■ WORK TO BE COMPLETED:
Read the records below. Copy each line where the string "subtitle" occurs.

■ EXTRACTED INFORMATION:
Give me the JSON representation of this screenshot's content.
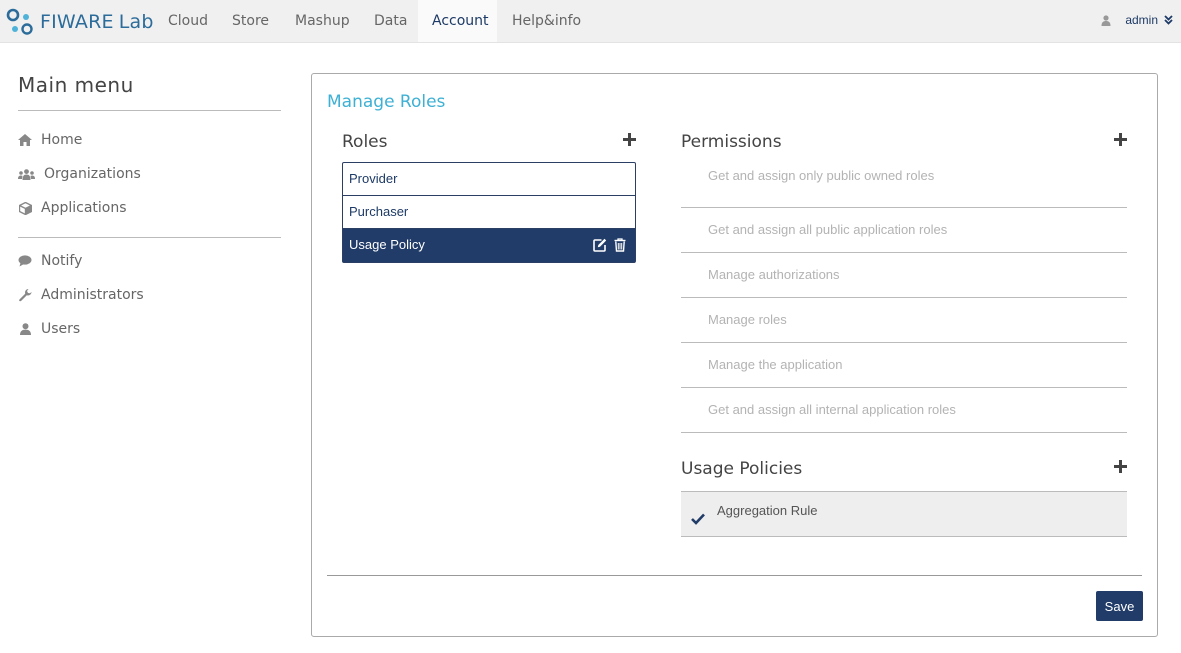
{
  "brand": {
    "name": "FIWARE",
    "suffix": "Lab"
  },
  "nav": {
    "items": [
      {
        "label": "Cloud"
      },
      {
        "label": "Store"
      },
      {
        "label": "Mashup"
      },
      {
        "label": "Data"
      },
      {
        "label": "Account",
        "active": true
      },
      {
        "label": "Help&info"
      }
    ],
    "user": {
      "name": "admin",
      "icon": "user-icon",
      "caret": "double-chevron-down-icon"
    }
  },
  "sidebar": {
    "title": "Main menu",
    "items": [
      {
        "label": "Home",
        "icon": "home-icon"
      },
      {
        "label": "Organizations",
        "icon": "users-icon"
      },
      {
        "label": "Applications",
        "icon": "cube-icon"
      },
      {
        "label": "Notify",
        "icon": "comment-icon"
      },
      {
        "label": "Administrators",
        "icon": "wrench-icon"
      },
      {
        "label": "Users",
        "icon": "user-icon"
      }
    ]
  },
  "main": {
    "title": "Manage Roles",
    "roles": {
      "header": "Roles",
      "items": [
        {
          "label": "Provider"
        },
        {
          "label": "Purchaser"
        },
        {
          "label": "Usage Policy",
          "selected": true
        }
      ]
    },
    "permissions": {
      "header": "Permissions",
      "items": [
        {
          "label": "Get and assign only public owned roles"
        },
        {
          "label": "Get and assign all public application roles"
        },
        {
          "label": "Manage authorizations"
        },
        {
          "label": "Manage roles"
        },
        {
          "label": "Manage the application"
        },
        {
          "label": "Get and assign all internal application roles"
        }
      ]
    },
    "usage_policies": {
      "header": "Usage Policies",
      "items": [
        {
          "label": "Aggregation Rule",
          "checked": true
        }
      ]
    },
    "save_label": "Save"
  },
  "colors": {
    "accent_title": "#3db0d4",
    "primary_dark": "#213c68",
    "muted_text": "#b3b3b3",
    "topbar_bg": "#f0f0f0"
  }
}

---

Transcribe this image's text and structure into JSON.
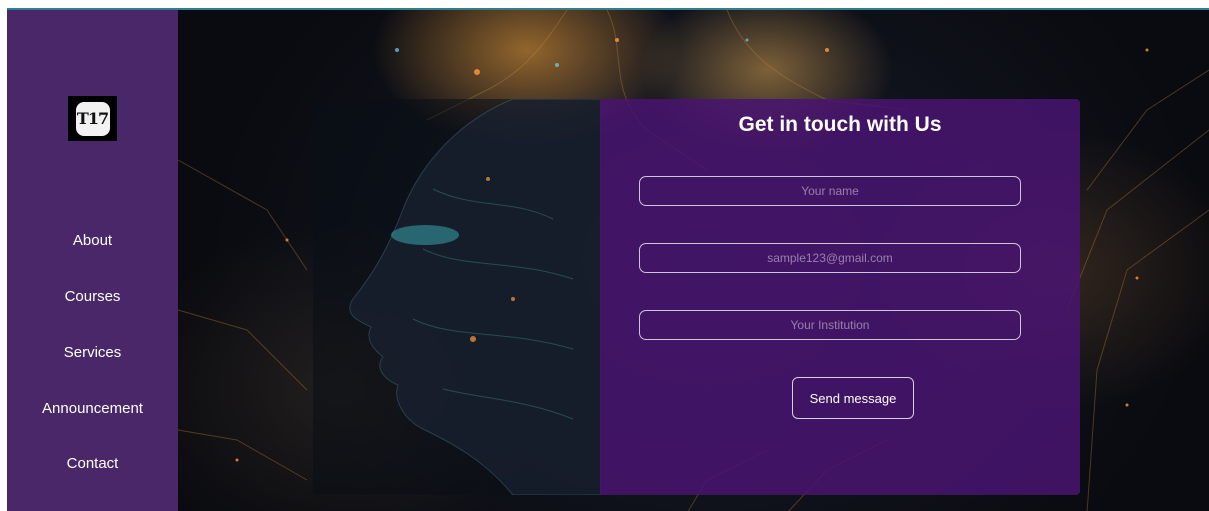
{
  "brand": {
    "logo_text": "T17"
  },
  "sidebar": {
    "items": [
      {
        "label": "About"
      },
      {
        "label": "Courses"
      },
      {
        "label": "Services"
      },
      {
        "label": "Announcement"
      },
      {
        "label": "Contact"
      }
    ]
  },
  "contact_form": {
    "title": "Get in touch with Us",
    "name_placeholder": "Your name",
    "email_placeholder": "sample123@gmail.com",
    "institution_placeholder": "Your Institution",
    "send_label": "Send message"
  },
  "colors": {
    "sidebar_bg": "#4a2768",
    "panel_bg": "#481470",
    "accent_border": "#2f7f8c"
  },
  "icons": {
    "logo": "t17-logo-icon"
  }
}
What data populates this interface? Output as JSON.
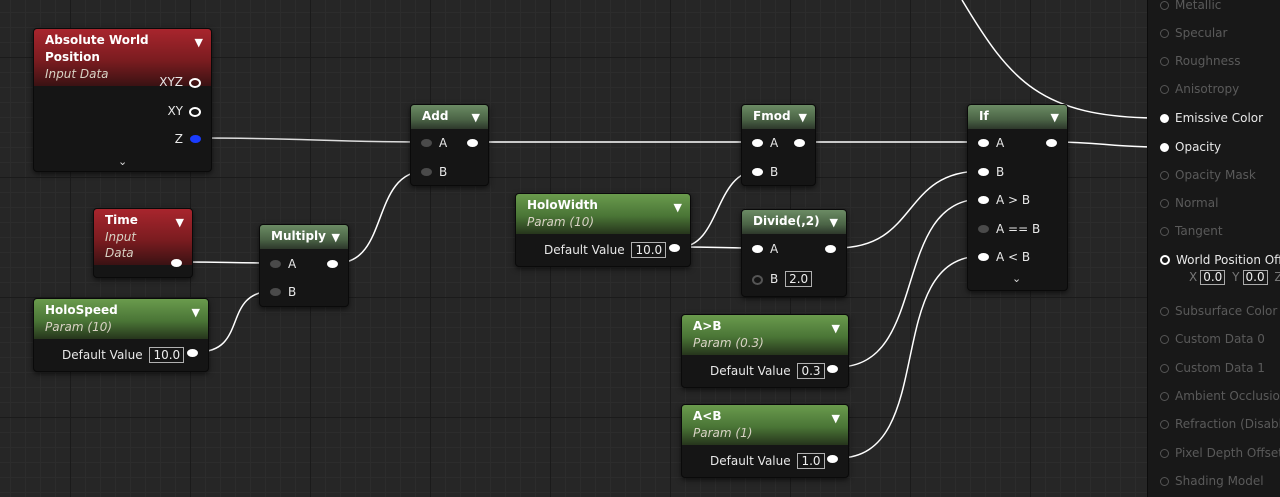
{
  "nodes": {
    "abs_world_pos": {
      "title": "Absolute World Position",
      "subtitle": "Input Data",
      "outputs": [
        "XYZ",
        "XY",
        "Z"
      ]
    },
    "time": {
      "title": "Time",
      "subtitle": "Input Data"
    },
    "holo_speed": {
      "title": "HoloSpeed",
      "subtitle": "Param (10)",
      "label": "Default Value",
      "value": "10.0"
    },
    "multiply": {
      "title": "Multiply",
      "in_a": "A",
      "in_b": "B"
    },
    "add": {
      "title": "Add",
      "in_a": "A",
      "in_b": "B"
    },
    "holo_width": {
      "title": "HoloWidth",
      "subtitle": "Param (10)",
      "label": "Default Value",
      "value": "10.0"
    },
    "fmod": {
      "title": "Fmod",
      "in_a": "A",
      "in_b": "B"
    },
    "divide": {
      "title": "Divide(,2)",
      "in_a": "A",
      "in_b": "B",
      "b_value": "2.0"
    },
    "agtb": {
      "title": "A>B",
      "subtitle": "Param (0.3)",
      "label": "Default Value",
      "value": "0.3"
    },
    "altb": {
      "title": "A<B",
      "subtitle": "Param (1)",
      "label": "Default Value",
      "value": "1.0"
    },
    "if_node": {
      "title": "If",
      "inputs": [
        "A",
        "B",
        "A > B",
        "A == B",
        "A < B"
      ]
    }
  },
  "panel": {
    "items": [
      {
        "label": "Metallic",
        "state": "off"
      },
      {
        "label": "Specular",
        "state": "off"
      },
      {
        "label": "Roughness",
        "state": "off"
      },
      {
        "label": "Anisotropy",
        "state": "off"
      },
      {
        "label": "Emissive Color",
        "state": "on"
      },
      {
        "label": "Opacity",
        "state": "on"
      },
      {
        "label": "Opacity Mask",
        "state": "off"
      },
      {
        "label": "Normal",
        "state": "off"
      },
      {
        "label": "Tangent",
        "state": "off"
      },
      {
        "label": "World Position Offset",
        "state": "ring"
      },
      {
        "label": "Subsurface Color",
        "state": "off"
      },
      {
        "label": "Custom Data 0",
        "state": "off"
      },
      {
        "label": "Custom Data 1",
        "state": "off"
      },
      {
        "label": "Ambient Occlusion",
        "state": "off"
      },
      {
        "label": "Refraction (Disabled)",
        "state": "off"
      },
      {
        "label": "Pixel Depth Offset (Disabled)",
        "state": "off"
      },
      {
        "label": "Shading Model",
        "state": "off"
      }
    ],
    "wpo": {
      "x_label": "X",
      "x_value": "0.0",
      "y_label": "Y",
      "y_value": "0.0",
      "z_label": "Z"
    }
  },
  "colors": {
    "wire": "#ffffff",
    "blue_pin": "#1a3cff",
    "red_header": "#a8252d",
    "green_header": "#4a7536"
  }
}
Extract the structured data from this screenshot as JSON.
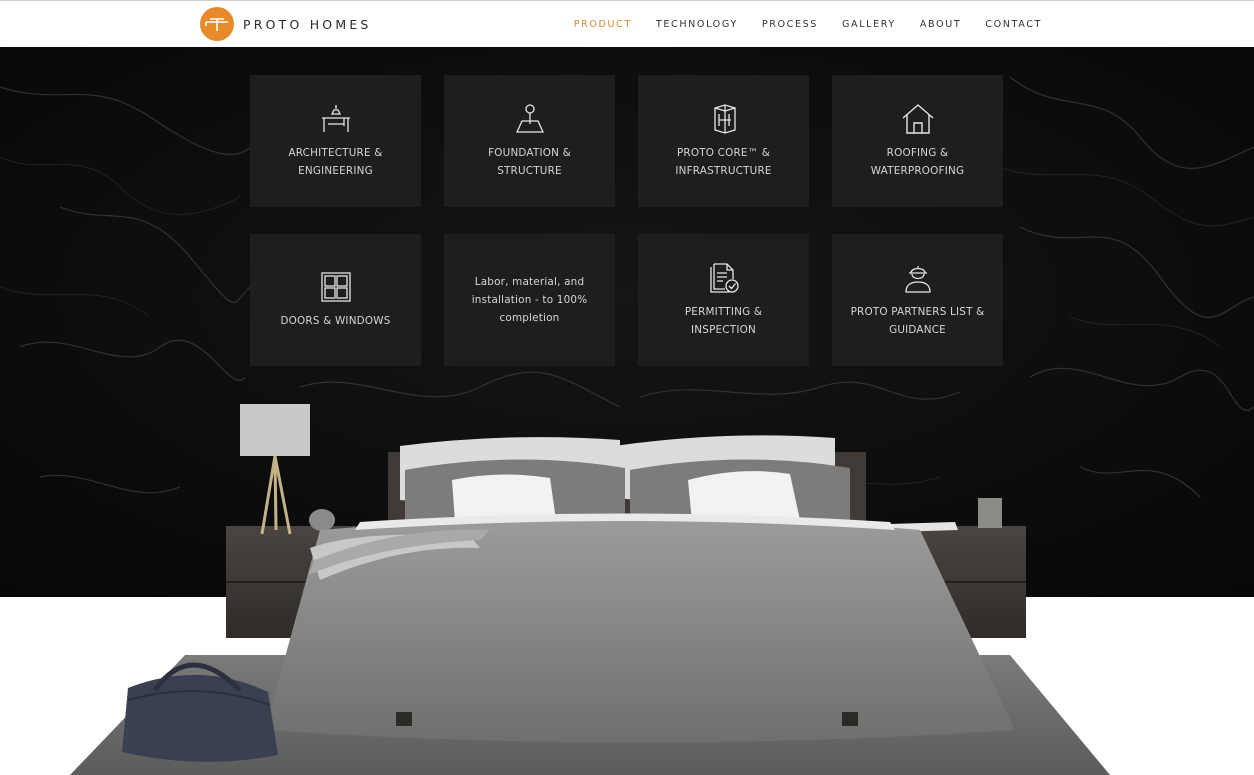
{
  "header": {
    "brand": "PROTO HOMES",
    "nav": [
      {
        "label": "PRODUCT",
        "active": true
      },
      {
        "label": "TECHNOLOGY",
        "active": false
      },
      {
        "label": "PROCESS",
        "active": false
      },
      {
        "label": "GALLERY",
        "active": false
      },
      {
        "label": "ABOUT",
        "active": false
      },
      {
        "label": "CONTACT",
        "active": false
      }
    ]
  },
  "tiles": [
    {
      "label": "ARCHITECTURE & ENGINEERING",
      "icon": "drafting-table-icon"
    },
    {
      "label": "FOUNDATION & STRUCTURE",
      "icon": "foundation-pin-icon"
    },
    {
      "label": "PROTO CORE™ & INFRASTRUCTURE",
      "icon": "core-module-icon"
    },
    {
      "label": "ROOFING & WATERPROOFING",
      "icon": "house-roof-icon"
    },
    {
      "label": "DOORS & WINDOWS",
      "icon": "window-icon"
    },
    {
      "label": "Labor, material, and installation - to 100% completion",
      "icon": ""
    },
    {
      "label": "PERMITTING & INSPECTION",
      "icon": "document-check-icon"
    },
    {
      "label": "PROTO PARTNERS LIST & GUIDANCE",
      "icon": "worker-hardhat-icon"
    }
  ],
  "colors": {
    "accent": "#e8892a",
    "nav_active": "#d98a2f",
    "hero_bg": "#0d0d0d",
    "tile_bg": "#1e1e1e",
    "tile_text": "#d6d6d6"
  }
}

---

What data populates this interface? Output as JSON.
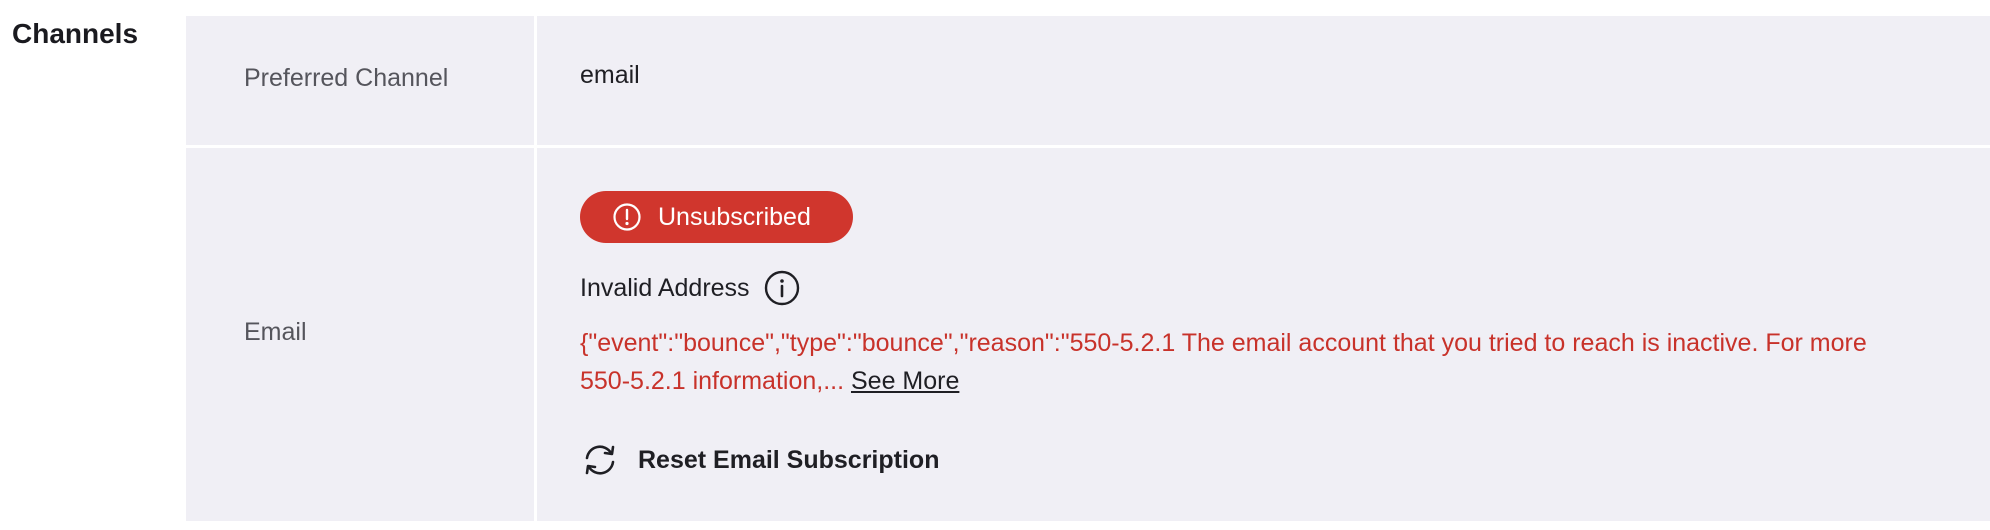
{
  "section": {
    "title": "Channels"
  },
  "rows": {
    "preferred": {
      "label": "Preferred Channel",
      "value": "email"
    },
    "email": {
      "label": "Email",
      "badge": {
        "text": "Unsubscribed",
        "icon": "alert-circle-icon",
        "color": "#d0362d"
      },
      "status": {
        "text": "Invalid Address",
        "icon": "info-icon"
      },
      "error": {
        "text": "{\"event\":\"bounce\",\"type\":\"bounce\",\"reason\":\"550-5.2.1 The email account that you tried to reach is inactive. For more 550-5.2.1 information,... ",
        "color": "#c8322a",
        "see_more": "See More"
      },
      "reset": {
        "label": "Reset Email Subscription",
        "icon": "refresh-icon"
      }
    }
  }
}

■ SOLUTION BELOW:
      "subtitle": "Input Data",
      "subtitle": "Input Data"
      "subtitle": "Param (10)",
      "subtitle": "Param (10)",
      "subtitle": "Param (0.3)",
      "subtitle": "Param (1)",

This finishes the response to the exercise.